Only the number is wanted: how many lines of the data contain "Schools"?

** start of Supplied entries **

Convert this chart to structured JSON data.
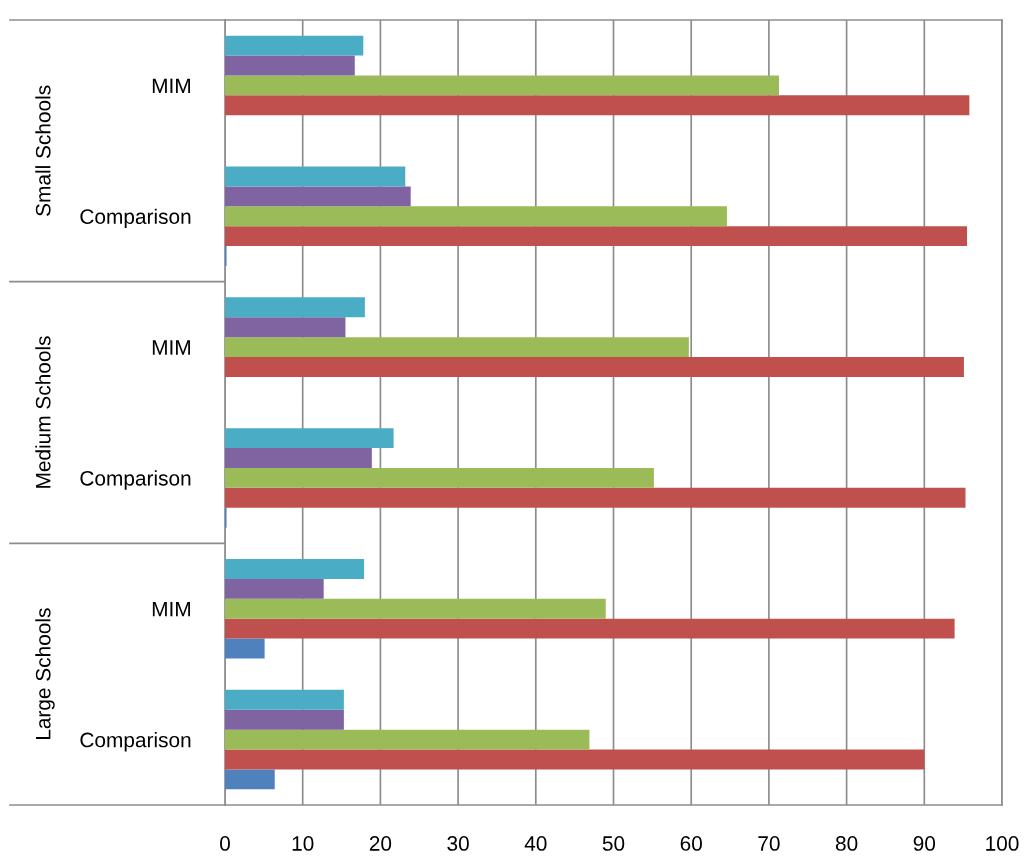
{
  "chart_data": {
    "type": "bar",
    "orientation": "horizontal",
    "categories": [
      "MIM",
      "Comparison",
      "MIM",
      "Comparison",
      "MIM",
      "Comparison"
    ],
    "series": [
      {
        "color": "#4f81bd",
        "values": [
          0,
          0.2,
          0,
          0.2,
          5.1,
          6.4
        ]
      },
      {
        "color": "#c0504d",
        "values": [
          95.8,
          95.5,
          95.1,
          95.3,
          93.9,
          90.0
        ]
      },
      {
        "color": "#9bbb59",
        "values": [
          71.3,
          64.6,
          59.7,
          55.2,
          49.0,
          46.9
        ]
      },
      {
        "color": "#8064a2",
        "values": [
          16.7,
          23.9,
          15.5,
          18.9,
          12.7,
          15.3
        ]
      },
      {
        "color": "#4bacc6",
        "values": [
          17.8,
          23.2,
          18.0,
          21.7,
          17.9,
          15.3
        ]
      }
    ],
    "xlim": [
      0,
      100
    ],
    "xticks": [
      0,
      10,
      20,
      30,
      40,
      50,
      60,
      70,
      80,
      90,
      100
    ],
    "grid": "x",
    "legend": false,
    "annotations": [
      "Small Schools",
      "Medium Schools",
      "Large Schools"
    ]
  }
}
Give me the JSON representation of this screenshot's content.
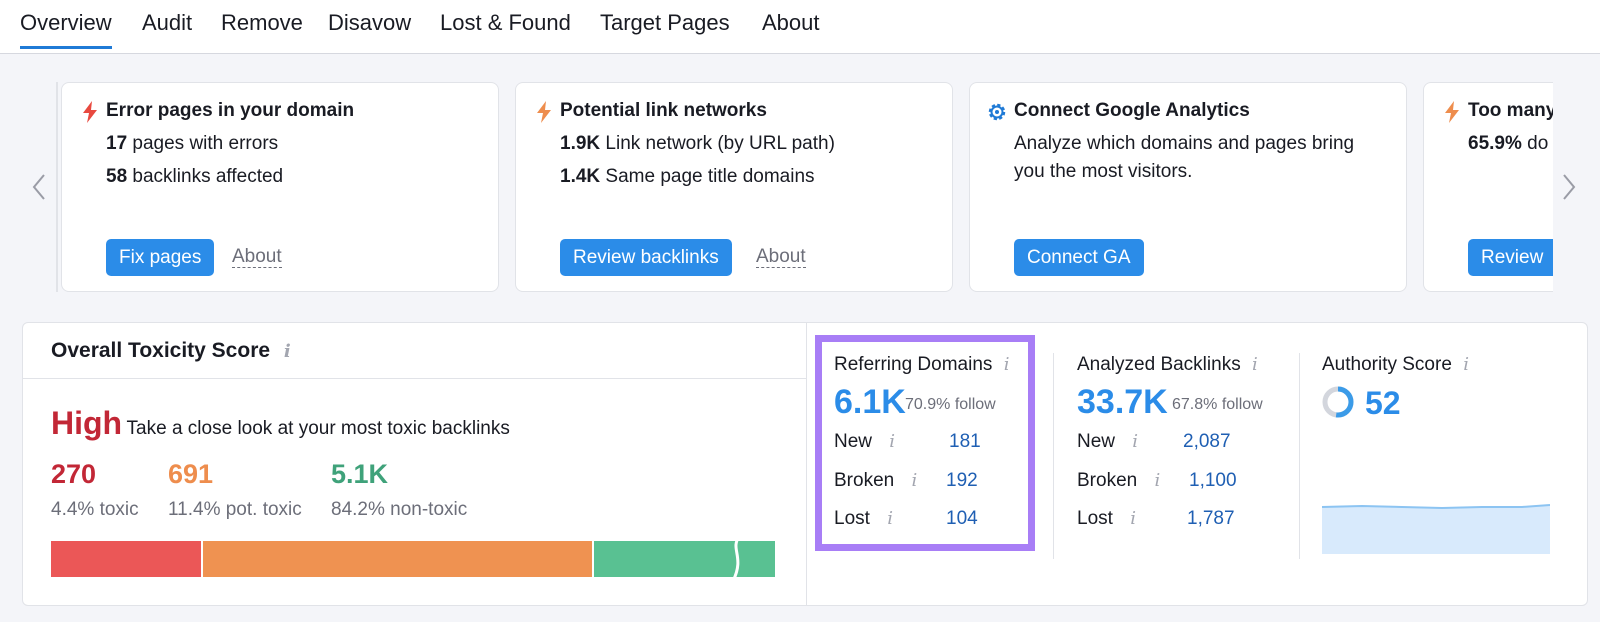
{
  "tabs": [
    "Overview",
    "Audit",
    "Remove",
    "Disavow",
    "Lost & Found",
    "Target Pages",
    "About"
  ],
  "cards": [
    {
      "title": "Error pages in your domain",
      "icon": "lightning-icon",
      "lines": [
        {
          "bold": "17",
          "text": " pages with errors"
        },
        {
          "bold": "58",
          "text": " backlinks affected"
        }
      ],
      "button": "Fix pages",
      "about": "About"
    },
    {
      "title": "Potential link networks",
      "icon": "lightning-icon",
      "lines": [
        {
          "bold": "1.9K",
          "text": " Link network (by URL path)"
        },
        {
          "bold": "1.4K",
          "text": " Same page title domains"
        }
      ],
      "button": "Review backlinks",
      "about": "About"
    },
    {
      "title": "Connect Google Analytics",
      "icon": "gear-icon",
      "desc1": "Analyze which domains and pages bring",
      "desc2": "you the most visitors.",
      "button": "Connect GA"
    },
    {
      "title": "Too many",
      "icon": "lightning-icon",
      "lines": [
        {
          "bold": "65.9%",
          "text": " do"
        }
      ],
      "button": "Review"
    }
  ],
  "toxicity": {
    "title": "Overall Toxicity Score",
    "level": "High",
    "level_desc": "Take a close look at your most toxic backlinks",
    "stats": [
      {
        "value": "270",
        "label": "4.4% toxic",
        "color": "#c22736"
      },
      {
        "value": "691",
        "label": "11.4% pot. toxic",
        "color": "#ee8d4d"
      },
      {
        "value": "5.1K",
        "label": "84.2% non-toxic",
        "color": "#3fa27a"
      }
    ],
    "bar_colors": [
      "#eb5757",
      "#ef9251",
      "#59c192"
    ]
  },
  "referring": {
    "title": "Referring Domains",
    "value": "6.1K",
    "follow": "70.9% follow",
    "rows": [
      {
        "label": "New",
        "value": "181"
      },
      {
        "label": "Broken",
        "value": "192"
      },
      {
        "label": "Lost",
        "value": "104"
      }
    ]
  },
  "backlinks": {
    "title": "Analyzed Backlinks",
    "value": "33.7K",
    "follow": "67.8% follow",
    "rows": [
      {
        "label": "New",
        "value": "2,087"
      },
      {
        "label": "Broken",
        "value": "1,100"
      },
      {
        "label": "Lost",
        "value": "1,787"
      }
    ]
  },
  "authority": {
    "title": "Authority Score",
    "value": "52",
    "ring_fraction": 0.52
  },
  "info_glyph": "i",
  "colors": {
    "accent": "#2b8ce8",
    "highlight": "#a87ef6"
  }
}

** end of Supplied entries **

_Task result_.
3